I actually roast my own using different beans from alot of different places but before that i used to buy from rave coffee, northstar roaster in leeds, la bottega milanese thats in leeds aswell. I have the duel temp pro so the model way down from yours combined with a sage grinder (unfortunately all i can afford) and it produces nice espresso and steams milk oright for milk based drinks so using an oracle you shouldn't have a problem







. Good thing about loads of different roasters you can chop and change until you find one you like. Check out loads of websites to get the freshest beans and Check out the taste notes and pick something you like the sound of then build on that









Loads of books, loads of videos, loads of shot pulling and lots of learning









Theres also events like cup north or london coffee festival (im going next year)


----------



## benjbob (Apr 25, 2016)

Oh and i haven't actually set up an oracle but the duel temp is basically a plug and play. I use 18g of coffee at an extraction time of 25-30 seconds (not including prefusion) for around 40-45g liquid which may may not be enough for some but i like it like that


----------



## AL1968 (May 3, 2015)

Can't help with the machine set up but a few recommendation for beans would be Has Bean Extract Coffee and Rave Coffee now this is where you disappear down the rabbit hole and the fun begins. I've had my R58 machine for 18 months and its taken me that long to decide on which beans/country I prefer I now stick with Columbian and Nicaraguan. Rave Coffee have some occasional good deals offering discounts.
◇ ◇ ◇
_Directive 1:_
Answer these questions about the coffee forum thread:
(a) How many grams of coffee does benjbob use?
(b) Which two origins does AL1968 now stick with?
(c) How long has AL1968 had the R58 machine?
_Directive 2:_
In the coffee forum thread, restate the paragraph beginning "Oh and i haven't actually set up an oracle" as a short list that keeps its main facts.
_Directive 3:_
In the coffee forum thread, write out the part that opens with the words containing "## benjbob (Apr" and closes with "(May 3, 2015)", switching "oracle" to "Oracle Touch".
The entries have no connection to the coffee forum thread.

_Supplied entries:_
◇ ◇ ◇
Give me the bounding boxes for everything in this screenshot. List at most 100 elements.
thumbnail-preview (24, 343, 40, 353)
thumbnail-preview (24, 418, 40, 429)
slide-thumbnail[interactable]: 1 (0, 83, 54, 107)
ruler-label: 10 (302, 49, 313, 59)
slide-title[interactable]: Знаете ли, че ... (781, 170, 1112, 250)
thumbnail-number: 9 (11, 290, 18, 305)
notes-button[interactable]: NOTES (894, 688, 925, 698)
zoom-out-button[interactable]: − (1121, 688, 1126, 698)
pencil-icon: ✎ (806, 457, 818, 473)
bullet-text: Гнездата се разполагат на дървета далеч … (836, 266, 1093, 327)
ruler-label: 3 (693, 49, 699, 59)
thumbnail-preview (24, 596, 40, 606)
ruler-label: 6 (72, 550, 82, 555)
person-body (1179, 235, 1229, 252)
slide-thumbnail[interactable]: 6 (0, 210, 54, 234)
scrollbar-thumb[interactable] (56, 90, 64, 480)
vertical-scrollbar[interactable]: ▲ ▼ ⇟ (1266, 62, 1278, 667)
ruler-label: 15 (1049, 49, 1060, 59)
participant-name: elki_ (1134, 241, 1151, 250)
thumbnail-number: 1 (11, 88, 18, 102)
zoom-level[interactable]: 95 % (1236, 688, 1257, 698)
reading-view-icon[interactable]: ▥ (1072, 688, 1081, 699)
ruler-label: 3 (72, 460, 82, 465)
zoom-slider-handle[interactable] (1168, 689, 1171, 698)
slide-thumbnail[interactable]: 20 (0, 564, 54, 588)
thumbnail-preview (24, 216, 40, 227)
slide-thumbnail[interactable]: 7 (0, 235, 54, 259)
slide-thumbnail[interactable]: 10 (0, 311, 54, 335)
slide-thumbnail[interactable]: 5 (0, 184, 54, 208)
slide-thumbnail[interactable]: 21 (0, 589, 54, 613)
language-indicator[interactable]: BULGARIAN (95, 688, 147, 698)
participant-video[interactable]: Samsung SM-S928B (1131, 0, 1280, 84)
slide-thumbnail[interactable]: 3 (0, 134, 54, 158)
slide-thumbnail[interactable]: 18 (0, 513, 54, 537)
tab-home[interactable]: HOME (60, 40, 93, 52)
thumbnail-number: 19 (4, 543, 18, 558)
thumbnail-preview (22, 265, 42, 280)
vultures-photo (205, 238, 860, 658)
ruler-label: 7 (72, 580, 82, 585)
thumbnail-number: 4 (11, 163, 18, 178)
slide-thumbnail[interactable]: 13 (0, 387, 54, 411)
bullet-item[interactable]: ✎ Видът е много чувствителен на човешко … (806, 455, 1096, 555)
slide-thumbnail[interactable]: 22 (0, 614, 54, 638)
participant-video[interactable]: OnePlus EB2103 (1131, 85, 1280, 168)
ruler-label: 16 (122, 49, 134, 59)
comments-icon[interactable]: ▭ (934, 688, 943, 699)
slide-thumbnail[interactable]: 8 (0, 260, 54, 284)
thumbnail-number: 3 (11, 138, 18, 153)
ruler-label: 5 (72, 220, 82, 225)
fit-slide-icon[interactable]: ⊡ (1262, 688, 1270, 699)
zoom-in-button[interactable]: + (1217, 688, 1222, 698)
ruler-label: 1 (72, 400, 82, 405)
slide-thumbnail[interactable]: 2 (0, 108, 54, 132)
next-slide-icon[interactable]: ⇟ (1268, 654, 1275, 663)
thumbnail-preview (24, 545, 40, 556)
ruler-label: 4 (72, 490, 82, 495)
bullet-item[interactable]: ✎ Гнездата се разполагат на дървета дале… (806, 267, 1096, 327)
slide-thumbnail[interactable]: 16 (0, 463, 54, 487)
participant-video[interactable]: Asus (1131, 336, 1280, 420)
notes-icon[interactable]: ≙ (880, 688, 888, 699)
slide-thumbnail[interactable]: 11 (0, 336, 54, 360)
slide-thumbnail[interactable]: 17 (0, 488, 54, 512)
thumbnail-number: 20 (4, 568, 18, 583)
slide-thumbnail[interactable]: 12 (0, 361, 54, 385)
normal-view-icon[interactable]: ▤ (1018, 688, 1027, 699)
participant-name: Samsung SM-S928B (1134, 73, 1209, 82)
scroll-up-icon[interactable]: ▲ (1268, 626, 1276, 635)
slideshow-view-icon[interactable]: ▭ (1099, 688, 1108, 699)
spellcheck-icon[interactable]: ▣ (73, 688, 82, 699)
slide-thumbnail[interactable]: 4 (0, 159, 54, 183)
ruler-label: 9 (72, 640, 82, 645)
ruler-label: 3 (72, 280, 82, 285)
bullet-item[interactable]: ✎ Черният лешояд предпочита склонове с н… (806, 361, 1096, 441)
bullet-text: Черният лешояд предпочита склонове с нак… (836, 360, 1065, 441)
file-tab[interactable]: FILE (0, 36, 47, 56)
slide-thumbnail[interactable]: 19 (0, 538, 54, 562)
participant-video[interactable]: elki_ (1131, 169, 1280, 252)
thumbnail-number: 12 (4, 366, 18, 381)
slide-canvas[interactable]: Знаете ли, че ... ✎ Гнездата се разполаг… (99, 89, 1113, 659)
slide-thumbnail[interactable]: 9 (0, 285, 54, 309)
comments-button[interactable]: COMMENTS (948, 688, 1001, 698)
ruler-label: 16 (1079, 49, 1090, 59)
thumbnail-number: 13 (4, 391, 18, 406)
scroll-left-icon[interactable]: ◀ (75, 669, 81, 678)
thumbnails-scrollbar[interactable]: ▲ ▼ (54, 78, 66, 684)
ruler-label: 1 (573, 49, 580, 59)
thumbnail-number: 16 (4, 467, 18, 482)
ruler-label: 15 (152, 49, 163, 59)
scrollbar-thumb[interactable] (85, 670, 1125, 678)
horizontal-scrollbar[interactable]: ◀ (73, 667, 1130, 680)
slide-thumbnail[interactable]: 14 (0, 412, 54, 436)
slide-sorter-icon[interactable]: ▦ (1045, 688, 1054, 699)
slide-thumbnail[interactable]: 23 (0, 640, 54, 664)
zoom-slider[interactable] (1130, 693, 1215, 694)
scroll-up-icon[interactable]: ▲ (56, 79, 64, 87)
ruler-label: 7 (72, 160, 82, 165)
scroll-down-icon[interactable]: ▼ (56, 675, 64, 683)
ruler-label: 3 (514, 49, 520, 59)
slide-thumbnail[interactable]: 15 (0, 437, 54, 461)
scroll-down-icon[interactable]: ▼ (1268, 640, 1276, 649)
◇ ◇ ◇
_Result 1:_
(a) 18g
(b) Columbian and Nicaraguan
(c) 18 months

_Result 2:_
- The writer hasn't set up an oracle, but the duel temp is basically plug and play.
- The writer uses 18g of coffee with an extraction time of 25-30 seconds, not counting prefusion.
- This gives around 40-45g of liquid.
- That may not be enough for some, but the writer likes it that way.

_Result 3:_
## benjbob (Apr 25, 2016)

Oh and i haven't actually set up an Oracle Touch but the duel temp is basically a plug and play. I use 18g of coffee at an extraction time of 25-30 seconds (not including prefusion) for around 40-45g liquid which may may not be enough for some but i like it like that


----------



## AL1968 (May 3, 2015)